**Written instruction:**
Return the lines of the listing below word for word, from the line containing "- checkbox[interactable]: [404, 258, 416, 270]" through the line containing "147, 1206, 173]", both included.

(Source data)
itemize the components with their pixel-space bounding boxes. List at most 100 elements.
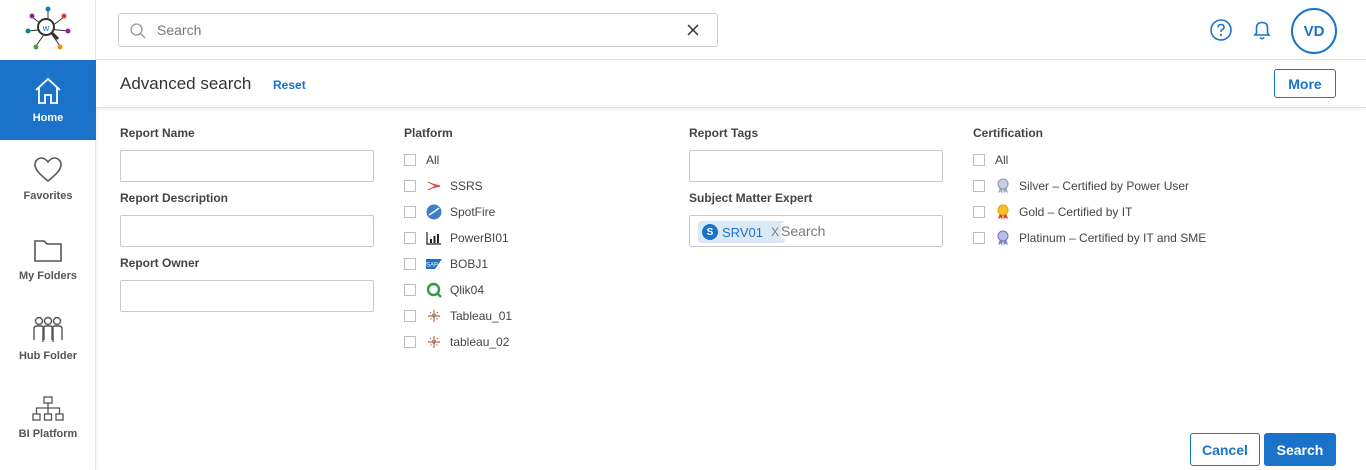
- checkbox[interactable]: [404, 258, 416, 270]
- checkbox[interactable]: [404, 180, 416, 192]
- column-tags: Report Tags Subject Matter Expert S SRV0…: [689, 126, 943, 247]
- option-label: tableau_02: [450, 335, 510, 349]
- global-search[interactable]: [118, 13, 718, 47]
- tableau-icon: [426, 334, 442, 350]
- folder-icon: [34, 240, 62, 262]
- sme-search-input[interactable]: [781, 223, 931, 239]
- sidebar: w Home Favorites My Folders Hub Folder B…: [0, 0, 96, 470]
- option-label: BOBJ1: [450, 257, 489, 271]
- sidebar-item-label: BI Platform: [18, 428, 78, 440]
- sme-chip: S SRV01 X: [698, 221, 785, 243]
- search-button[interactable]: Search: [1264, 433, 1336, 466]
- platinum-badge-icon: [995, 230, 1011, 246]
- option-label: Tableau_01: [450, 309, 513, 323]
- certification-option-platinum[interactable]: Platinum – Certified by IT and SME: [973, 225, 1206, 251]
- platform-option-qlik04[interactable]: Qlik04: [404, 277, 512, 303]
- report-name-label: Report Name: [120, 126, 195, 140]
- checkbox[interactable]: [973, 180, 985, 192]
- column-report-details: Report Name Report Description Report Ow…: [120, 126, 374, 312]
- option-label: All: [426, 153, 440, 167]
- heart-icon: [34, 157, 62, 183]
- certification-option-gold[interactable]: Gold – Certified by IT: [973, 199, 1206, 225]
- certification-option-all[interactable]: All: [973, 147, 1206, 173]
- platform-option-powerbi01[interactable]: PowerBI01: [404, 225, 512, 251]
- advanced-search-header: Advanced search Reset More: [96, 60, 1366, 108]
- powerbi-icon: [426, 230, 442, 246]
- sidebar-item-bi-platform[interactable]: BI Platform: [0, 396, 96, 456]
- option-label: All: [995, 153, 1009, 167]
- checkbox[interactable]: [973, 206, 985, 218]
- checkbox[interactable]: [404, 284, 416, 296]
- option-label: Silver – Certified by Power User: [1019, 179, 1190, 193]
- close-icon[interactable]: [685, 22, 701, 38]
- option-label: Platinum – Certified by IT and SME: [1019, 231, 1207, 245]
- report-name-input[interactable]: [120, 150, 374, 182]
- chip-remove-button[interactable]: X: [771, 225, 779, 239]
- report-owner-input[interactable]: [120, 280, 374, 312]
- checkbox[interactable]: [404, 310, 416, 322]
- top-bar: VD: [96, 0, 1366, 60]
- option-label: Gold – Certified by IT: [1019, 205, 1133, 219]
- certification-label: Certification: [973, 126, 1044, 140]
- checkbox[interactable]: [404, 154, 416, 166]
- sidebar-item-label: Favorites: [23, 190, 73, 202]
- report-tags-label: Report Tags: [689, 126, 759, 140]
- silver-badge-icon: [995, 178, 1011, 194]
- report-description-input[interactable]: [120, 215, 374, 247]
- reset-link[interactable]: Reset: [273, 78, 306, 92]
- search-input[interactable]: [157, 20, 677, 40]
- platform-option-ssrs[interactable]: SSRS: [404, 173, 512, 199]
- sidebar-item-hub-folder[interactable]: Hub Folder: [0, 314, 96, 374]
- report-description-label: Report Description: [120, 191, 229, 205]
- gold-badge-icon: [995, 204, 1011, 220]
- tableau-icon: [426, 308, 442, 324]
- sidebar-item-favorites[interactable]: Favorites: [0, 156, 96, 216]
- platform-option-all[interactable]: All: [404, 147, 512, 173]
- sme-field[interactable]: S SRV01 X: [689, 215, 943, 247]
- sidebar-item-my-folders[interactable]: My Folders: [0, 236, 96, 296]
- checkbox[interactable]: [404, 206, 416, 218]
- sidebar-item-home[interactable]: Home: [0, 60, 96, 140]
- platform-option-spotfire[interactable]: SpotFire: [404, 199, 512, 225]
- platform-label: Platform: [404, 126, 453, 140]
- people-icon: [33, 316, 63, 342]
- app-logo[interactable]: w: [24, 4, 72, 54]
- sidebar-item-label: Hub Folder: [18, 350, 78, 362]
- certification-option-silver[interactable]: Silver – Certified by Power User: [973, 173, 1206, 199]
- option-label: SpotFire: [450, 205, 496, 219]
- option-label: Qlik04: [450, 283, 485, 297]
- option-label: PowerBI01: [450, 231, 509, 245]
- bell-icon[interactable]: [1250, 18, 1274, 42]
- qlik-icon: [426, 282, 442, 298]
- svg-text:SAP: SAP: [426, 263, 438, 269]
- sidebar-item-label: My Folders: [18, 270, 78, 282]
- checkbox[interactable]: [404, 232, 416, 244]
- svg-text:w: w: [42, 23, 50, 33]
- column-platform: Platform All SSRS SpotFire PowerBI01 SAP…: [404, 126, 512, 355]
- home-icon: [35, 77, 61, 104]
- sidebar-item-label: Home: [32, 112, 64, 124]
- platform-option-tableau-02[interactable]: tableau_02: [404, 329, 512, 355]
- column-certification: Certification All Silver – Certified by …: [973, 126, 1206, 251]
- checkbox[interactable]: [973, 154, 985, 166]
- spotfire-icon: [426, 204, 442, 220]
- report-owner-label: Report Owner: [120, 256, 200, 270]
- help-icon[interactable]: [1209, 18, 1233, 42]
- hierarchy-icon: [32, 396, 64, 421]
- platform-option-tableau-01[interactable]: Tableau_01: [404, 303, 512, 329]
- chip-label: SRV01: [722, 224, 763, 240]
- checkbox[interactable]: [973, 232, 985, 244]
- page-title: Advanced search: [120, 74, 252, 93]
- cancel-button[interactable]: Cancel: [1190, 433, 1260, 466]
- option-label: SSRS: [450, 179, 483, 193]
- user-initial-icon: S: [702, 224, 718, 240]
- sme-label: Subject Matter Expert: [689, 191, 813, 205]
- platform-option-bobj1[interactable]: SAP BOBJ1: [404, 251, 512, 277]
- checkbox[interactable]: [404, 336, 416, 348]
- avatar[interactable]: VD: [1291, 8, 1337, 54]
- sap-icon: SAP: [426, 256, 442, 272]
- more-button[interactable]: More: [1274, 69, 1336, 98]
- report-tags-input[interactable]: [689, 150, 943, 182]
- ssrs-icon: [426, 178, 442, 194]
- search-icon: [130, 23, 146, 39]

==

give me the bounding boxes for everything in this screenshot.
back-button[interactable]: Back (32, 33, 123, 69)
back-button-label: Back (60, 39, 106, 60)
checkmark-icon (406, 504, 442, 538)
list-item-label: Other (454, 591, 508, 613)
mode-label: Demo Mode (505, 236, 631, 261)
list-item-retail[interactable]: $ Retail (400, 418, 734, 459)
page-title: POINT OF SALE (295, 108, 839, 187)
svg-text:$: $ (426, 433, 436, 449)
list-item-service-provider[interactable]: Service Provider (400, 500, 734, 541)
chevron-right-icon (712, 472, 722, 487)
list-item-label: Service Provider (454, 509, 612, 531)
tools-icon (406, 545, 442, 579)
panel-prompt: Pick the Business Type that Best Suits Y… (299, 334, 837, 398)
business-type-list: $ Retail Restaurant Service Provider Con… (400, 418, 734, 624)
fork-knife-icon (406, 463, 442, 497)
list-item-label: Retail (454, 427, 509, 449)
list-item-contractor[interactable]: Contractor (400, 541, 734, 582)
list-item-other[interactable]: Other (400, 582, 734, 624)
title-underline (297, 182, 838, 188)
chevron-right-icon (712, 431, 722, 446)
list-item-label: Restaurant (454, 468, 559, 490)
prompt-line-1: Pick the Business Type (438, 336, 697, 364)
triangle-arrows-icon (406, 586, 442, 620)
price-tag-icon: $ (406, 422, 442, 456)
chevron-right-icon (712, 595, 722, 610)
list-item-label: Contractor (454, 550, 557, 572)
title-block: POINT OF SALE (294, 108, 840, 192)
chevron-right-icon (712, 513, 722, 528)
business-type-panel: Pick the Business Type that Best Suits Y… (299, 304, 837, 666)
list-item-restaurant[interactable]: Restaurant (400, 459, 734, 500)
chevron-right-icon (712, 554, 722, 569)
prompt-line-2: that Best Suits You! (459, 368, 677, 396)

**Finished task:**
- checkbox[interactable]: [404, 258, 416, 270]
- checkbox[interactable]: [404, 180, 416, 192]
- column-tags: Report Tags Subject Matter Expert S SRV0…: [689, 126, 943, 247]
- option-label: tableau_02: [450, 335, 510, 349]
- global-search[interactable]: [118, 13, 718, 47]
- tableau-icon: [426, 334, 442, 350]
- folder-icon: [34, 240, 62, 262]
- sme-search-input[interactable]: [781, 223, 931, 239]
- sidebar: w Home Favorites My Folders Hub Folder B…: [0, 0, 96, 470]
- option-label: BOBJ1: [450, 257, 489, 271]
- sidebar-item-label: BI Platform: [18, 428, 78, 440]
- sme-chip: S SRV01 X: [698, 221, 785, 243]
- search-button[interactable]: Search: [1264, 433, 1336, 466]
- platinum-badge-icon: [995, 230, 1011, 246]
- option-label: Tableau_01: [450, 309, 513, 323]
- certification-option-platinum[interactable]: Platinum – Certified by IT and SME: [973, 225, 1206, 251]
- platform-option-qlik04[interactable]: Qlik04: [404, 277, 512, 303]
- report-name-label: Report Name: [120, 126, 195, 140]
- checkbox[interactable]: [973, 180, 985, 192]
- column-report-details: Report Name Report Description Report Ow…: [120, 126, 374, 312]
- option-label: All: [426, 153, 440, 167]
- heart-icon: [34, 157, 62, 183]
- certification-option-gold[interactable]: Gold – Certified by IT: [973, 199, 1206, 225]
- certification-option-all[interactable]: All: [973, 147, 1206, 173]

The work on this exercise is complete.